Written task:
Look through the records that follow. Copy every line containing the word "start".
------ Given data
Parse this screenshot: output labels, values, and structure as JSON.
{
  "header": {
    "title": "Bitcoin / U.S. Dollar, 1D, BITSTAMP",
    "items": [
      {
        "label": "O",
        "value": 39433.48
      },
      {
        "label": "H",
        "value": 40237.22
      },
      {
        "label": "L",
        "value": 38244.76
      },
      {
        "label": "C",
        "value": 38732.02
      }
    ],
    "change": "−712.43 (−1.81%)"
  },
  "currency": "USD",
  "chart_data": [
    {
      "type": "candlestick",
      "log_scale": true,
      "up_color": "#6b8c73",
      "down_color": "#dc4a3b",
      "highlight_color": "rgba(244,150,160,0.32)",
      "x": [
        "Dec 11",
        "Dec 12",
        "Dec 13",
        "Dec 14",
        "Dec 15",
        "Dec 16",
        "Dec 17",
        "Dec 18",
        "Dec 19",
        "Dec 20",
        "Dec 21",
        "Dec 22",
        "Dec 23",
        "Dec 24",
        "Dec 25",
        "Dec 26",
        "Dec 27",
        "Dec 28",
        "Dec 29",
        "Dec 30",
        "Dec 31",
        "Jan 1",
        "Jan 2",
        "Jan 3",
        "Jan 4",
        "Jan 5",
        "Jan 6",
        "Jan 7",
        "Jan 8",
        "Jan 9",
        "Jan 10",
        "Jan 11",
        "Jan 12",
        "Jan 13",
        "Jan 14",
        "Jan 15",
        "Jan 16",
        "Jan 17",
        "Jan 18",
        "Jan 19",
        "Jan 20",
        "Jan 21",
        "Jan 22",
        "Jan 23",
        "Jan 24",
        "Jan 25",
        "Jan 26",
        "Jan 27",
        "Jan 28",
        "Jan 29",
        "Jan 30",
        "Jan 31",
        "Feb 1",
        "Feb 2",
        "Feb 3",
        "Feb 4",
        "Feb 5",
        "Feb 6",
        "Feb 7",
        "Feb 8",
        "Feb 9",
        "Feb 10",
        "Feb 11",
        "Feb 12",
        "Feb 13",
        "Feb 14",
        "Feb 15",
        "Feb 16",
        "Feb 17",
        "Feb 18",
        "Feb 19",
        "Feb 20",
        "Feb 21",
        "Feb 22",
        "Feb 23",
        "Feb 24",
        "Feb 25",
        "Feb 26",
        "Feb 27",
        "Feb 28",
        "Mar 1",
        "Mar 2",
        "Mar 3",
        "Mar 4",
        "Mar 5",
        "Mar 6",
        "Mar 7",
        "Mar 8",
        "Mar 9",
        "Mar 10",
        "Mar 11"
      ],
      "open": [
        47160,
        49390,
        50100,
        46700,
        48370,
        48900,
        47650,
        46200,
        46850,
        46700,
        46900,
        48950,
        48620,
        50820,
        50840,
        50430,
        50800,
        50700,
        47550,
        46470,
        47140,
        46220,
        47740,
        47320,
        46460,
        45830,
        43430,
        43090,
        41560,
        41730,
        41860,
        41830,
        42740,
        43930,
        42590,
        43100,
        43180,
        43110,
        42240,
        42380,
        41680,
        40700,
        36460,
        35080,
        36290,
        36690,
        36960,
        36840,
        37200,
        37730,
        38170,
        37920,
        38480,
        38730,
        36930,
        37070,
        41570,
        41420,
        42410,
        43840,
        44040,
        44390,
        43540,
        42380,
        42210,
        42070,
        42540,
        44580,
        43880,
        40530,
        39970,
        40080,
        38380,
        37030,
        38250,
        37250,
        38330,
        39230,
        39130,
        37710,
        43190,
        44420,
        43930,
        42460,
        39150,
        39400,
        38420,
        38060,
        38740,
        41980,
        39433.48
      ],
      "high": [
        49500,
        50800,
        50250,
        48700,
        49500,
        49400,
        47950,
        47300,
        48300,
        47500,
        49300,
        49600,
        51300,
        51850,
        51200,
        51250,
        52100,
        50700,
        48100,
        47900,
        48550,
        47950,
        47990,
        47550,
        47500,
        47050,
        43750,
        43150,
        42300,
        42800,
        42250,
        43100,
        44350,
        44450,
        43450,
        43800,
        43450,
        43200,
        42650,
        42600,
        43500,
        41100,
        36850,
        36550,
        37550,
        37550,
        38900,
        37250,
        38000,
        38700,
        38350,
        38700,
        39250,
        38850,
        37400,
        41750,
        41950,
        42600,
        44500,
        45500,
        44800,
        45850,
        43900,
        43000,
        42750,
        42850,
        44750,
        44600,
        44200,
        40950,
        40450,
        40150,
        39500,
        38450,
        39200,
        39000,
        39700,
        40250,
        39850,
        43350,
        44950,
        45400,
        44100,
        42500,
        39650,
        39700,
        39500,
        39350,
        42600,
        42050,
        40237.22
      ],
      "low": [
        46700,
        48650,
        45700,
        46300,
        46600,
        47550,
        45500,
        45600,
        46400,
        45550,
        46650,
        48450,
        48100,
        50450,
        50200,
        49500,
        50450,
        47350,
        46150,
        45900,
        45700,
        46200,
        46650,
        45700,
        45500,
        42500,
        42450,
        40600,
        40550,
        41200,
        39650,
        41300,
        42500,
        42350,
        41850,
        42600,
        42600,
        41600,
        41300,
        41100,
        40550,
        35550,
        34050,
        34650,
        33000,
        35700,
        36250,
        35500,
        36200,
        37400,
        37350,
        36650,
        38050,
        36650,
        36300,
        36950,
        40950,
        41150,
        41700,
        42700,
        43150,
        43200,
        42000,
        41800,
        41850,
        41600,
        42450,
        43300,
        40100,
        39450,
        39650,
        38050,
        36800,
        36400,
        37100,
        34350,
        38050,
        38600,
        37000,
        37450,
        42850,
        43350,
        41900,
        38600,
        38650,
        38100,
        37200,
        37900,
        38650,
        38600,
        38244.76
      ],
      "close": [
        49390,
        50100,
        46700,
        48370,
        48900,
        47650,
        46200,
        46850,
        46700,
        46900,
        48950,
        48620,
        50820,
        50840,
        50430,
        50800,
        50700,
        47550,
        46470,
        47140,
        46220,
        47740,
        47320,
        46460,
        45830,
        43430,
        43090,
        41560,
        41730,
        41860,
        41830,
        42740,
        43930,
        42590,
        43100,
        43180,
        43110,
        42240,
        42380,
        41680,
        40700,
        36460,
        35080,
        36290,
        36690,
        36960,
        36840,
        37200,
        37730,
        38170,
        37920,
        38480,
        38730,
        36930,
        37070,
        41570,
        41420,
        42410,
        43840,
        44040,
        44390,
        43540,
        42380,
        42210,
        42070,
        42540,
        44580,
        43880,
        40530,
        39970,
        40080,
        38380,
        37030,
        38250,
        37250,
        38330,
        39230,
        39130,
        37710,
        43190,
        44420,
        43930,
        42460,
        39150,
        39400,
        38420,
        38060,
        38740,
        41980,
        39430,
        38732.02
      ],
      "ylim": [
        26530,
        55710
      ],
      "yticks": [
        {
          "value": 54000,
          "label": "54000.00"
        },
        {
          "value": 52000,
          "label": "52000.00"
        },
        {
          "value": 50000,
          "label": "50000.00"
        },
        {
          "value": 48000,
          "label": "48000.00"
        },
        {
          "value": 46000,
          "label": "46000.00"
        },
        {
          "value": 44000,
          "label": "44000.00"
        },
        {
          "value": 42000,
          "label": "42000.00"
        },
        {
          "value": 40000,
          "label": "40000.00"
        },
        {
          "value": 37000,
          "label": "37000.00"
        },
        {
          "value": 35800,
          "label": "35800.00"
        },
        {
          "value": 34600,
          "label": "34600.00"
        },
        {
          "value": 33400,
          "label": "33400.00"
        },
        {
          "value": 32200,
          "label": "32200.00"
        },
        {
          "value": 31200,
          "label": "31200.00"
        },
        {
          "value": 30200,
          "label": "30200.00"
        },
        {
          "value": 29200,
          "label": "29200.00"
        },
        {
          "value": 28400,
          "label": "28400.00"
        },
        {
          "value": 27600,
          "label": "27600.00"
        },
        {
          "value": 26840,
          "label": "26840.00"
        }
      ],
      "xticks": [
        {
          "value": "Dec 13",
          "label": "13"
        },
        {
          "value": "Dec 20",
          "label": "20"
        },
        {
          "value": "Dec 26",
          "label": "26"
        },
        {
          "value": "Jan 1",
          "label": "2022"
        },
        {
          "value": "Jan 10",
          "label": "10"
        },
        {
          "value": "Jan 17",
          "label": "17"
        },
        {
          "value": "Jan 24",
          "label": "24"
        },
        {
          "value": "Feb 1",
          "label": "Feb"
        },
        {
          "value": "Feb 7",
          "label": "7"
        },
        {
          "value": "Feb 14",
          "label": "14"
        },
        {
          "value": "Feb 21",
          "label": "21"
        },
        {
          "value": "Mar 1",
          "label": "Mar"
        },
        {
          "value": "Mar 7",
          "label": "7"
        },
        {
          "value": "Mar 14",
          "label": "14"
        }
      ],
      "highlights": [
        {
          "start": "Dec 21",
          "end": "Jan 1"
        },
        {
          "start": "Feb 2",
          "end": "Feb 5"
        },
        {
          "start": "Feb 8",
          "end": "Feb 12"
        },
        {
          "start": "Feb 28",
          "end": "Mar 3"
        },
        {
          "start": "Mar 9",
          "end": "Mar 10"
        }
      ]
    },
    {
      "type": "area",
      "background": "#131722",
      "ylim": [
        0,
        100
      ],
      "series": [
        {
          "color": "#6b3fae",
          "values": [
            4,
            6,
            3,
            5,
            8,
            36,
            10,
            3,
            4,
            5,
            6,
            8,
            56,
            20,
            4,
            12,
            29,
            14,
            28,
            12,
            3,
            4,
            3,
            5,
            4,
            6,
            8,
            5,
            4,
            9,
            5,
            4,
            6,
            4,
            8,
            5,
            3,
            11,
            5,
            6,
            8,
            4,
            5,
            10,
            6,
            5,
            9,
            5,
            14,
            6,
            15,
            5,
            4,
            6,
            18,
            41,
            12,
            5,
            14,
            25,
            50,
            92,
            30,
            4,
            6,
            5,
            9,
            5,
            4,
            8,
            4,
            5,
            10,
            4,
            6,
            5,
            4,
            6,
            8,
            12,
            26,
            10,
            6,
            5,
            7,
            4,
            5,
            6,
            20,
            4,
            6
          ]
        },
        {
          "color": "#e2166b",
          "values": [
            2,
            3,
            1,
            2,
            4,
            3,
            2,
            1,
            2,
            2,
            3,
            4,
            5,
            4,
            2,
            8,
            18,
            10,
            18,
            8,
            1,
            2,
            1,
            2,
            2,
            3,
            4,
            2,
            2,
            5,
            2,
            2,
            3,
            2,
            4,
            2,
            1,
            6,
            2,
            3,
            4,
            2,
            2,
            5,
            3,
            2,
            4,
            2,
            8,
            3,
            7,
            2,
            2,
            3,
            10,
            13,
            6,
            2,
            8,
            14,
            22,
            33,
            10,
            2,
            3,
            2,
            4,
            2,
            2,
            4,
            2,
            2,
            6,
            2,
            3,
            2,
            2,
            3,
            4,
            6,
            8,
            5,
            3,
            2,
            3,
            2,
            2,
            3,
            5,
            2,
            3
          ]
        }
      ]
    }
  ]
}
------------
Solved exercise:
          "start": "Dec 21",
          "start": "Feb 2",
          "start": "Feb 8",
          "start": "Feb 28",
          "start": "Mar 9",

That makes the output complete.